Stored data:
┌──

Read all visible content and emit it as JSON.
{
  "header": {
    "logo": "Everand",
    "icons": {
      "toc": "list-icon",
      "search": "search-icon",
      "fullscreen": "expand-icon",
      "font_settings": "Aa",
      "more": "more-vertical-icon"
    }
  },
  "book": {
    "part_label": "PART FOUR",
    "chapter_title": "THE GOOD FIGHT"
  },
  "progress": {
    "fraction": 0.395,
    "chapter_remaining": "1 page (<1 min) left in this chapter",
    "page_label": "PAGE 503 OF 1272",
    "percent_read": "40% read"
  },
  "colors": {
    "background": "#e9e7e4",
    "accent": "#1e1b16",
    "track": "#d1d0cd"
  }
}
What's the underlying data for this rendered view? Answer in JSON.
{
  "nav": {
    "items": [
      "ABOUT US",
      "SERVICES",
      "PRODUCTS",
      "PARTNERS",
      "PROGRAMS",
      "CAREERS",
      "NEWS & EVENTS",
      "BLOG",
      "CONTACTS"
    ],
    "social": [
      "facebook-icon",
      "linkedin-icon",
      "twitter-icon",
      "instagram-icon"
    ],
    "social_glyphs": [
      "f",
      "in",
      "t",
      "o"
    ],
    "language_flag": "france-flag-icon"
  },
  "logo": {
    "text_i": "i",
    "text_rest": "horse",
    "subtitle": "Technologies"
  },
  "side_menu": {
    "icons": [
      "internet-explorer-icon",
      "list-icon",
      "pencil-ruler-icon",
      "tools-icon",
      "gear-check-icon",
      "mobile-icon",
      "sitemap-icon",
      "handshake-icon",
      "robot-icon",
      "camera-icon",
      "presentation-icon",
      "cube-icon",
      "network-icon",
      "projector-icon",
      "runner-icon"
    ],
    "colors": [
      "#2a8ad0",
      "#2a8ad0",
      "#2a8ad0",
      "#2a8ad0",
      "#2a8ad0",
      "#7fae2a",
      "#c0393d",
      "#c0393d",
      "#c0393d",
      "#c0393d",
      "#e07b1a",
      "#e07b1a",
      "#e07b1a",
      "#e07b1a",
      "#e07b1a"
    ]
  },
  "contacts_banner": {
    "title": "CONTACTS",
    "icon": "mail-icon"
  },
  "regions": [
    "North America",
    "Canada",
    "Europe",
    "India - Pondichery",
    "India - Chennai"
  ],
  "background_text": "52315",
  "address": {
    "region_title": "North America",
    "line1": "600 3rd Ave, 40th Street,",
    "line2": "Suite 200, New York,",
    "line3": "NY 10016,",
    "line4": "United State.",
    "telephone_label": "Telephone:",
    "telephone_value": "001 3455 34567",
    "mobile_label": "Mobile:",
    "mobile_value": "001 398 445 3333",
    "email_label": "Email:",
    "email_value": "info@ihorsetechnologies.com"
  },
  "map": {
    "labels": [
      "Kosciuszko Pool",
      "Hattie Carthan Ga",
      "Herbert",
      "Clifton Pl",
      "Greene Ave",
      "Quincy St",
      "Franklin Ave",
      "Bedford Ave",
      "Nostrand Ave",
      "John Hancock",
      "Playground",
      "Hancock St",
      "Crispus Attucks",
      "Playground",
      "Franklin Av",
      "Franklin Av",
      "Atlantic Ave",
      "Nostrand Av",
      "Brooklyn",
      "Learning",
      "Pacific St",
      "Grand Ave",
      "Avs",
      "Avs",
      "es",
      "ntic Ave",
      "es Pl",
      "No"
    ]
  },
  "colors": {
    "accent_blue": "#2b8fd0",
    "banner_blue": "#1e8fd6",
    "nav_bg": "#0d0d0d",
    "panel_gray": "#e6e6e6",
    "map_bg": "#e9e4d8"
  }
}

└──

* Objective *
Can you give every line above again, exactly as written?

* Written answer *
Read all visible content and emit it as JSON.
{
  "header": {
    "logo": "Everand",
    "icons": {
      "toc": "list-icon",
      "search": "search-icon",
      "fullscreen": "expand-icon",
      "font_settings": "Aa",
      "more": "more-vertical-icon"
    }
  },
  "book": {
    "part_label": "PART FOUR",
    "chapter_title": "THE GOOD FIGHT"
  },
  "progress": {
    "fraction": 0.395,
    "chapter_remaining": "1 page (<1 min) left in this chapter",
    "page_label": "PAGE 503 OF 1272",
    "percent_read": "40% read"
  },
  "colors": {
    "background": "#e9e7e4",
    "accent": "#1e1b16",
    "track": "#d1d0cd"
  }
}
What's the underlying data for this rendered view? Answer in JSON.
{
  "nav": {
    "items": [
      "ABOUT US",
      "SERVICES",
      "PRODUCTS",
      "PARTNERS",
      "PROGRAMS",
      "CAREERS",
      "NEWS & EVENTS",
      "BLOG",
      "CONTACTS"
    ],
    "social": [
      "facebook-icon",
      "linkedin-icon",
      "twitter-icon",
      "instagram-icon"
    ],
    "social_glyphs": [
      "f",
      "in",
      "t",
      "o"
    ],
    "language_flag": "france-flag-icon"
  },
  "logo": {
    "text_i": "i",
    "text_rest": "horse",
    "subtitle": "Technologies"
  },
  "side_menu": {
    "icons": [
      "internet-explorer-icon",
      "list-icon",
      "pencil-ruler-icon",
      "tools-icon",
      "gear-check-icon",
      "mobile-icon",
      "sitemap-icon",
      "handshake-icon",
      "robot-icon",
      "camera-icon",
      "presentation-icon",
      "cube-icon",
      "network-icon",
      "projector-icon",
      "runner-icon"
    ],
    "colors": [
      "#2a8ad0",
      "#2a8ad0",
      "#2a8ad0",
      "#2a8ad0",
      "#2a8ad0",
      "#7fae2a",
      "#c0393d",
      "#c0393d",
      "#c0393d",
      "#c0393d",
      "#e07b1a",
      "#e07b1a",
      "#e07b1a",
      "#e07b1a",
      "#e07b1a"
    ]
  },
  "contacts_banner": {
    "title": "CONTACTS",
    "icon": "mail-icon"
  },
  "regions": [
    "North America",
    "Canada",
    "Europe",
    "India - Pondichery",
    "India - Chennai"
  ],
  "background_text": "52315",
  "address": {
    "region_title": "North America",
    "line1": "600 3rd Ave, 40th Street,",
    "line2": "Suite 200, New York,",
    "line3": "NY 10016,",
    "line4": "United State.",
    "telephone_label": "Telephone:",
    "telephone_value": "001 3455 34567",
    "mobile_label": "Mobile:",
    "mobile_value": "001 398 445 3333",
    "email_label": "Email:",
    "email_value": "info@ihorsetechnologies.com"
  },
  "map": {
    "labels": [
      "Kosciuszko Pool",
      "Hattie Carthan Ga",
      "Herbert",
      "Clifton Pl",
      "Greene Ave",
      "Quincy St",
      "Franklin Ave",
      "Bedford Ave",
      "Nostrand Ave",
      "John Hancock",
      "Playground",
      "Hancock St",
      "Crispus Attucks",
      "Playground",
      "Franklin Av",
      "Franklin Av",
      "Atlantic Ave",
      "Nostrand Av",
      "Brooklyn",
      "Learning",
      "Pacific St",
      "Grand Ave",
      "Avs",
      "Avs",
      "es",
      "ntic Ave",
      "es Pl",
      "No"
    ]
  },
  "colors": {
    "accent_blue": "#2b8fd0",
    "banner_blue": "#1e8fd6",
    "nav_bg": "#0d0d0d",
    "panel_gray": "#e6e6e6",
    "map_bg": "#e9e4d8"
  }
}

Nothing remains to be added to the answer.